> EXERCISE AIM
All of the entries must be reproduced exactly, with no images carried over.

###

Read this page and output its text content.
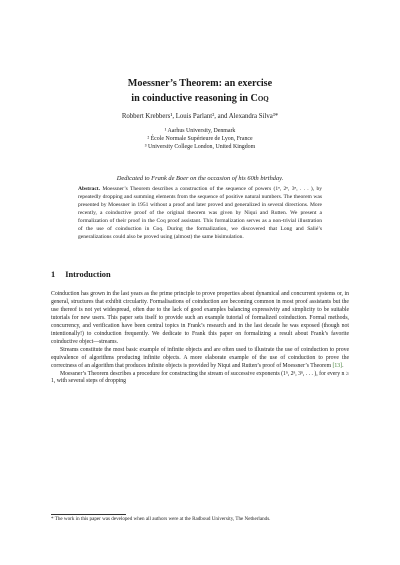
Moessner’s Theorem: an exercise
in coinductive reasoning in Coq
Robbert Krebbers¹, Louis Parlant², and Alexandra Silva³*
¹ Aarhus University, Denmark
² École Normale Supérieure de Lyon, France
³ University College London, United Kingdom
Dedicated to Frank de Boer on the occasion of his 60th birthday.
Abstract. Moessner’s Theorem describes a construction of the sequence of powers (1ⁿ, 2ⁿ, 3ⁿ, . . . ), by repeatedly dropping and summing elements from the sequence of positive natural numbers. The theorem was presented by Moessner in 1951 without a proof and later proved and generalized in several directions. More recently, a coinductive proof of the original theorem was given by Niqui and Rutten. We present a formalization of their proof in the Coq proof assistant. This formalization serves as a non-trivial illustration of the use of coinduction in Coq. During the formalization, we discovered that Long and Salié’s generalizations could also be proved using (almost) the same bisimulation.
1 Introduction

Coinduction has grown in the last years as the prime principle to prove properties about dynamical and concurrent systems or, in general, structures that exhibit circularity. Formalisations of coinduction are becoming common in most proof assistants but the use thereof is not yet widespread, often due to the lack of good examples balancing expressivity and simplicity to be suitable tutorials for new users. This paper sets itself to provide such an example tutorial of formalized coinduction. Formal methods, concurrency, and verification have been central topics in Frank’s research and in the last decade he was exposed (though not intentionally!) to coinduction frequently. We dedicate to Frank this paper on formalizing a result about Frank’s favorite coinductive object—streams.

Streams constitute the most basic example of infinite objects and are often used to illustrate the use of coinduction to prove equivalence of algorithms producing infinite objects. A more elaborate example of the use of coinduction to prove the correctness of an algorithm that produces infinite objects is provided by Niqui and Rutten’s proof of Moessner’s Theorem [13].

Moessner’s Theorem describes a procedure for constructing the stream of successive exponents (1ⁿ, 2ⁿ, 3ⁿ, . . . ), for every n ≥ 1, with several steps of dropping

* The work in this paper was developed when all authors were at the Radboud University, The Netherlands.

###

> SOLUTION TO THIS EXERCISE
Read this page and output its text content.
Moessner’s Theorem: an exercise
in coinductive reasoning in Coq
Robbert Krebbers¹, Louis Parlant², and Alexandra Silva³*
¹ Aarhus University, Denmark
² École Normale Supérieure de Lyon, France
³ University College London, United Kingdom
Dedicated to Frank de Boer on the occasion of his 60th birthday.
Abstract. Moessner’s Theorem describes a construction of the sequence of powers (1ⁿ, 2ⁿ, 3ⁿ, . . . ), by repeatedly dropping and summing elements from the sequence of positive natural numbers. The theorem was presented by Moessner in 1951 without a proof and later proved and generalized in several directions. More recently, a coinductive proof of the original theorem was given by Niqui and Rutten. We present a formalization of their proof in the Coq proof assistant. This formalization serves as a non-trivial illustration of the use of coinduction in Coq. During the formalization, we discovered that Long and Salié’s generalizations could also be proved using (almost) the same bisimulation.
1 Introduction

Coinduction has grown in the last years as the prime principle to prove properties about dynamical and concurrent systems or, in general, structures that exhibit circularity. Formalisations of coinduction are becoming common in most proof assistants but the use thereof is not yet widespread, often due to the lack of good examples balancing expressivity and simplicity to be suitable tutorials for new users. This paper sets itself to provide such an example tutorial of formalized coinduction. Formal methods, concurrency, and verification have been central topics in Frank’s research and in the last decade he was exposed (though not intentionally!) to coinduction frequently. We dedicate to Frank this paper on formalizing a result about Frank’s favorite coinductive object—streams.

Streams constitute the most basic example of infinite objects and are often used to illustrate the use of coinduction to prove equivalence of algorithms producing infinite objects. A more elaborate example of the use of coinduction to prove the correctness of an algorithm that produces infinite objects is provided by Niqui and Rutten’s proof of Moessner’s Theorem [13].

Moessner’s Theorem describes a procedure for constructing the stream of successive exponents (1ⁿ, 2ⁿ, 3ⁿ, . . . ), for every n ≥ 1, with several steps of dropping

* The work in this paper was developed when all authors were at the Radboud University, The Netherlands.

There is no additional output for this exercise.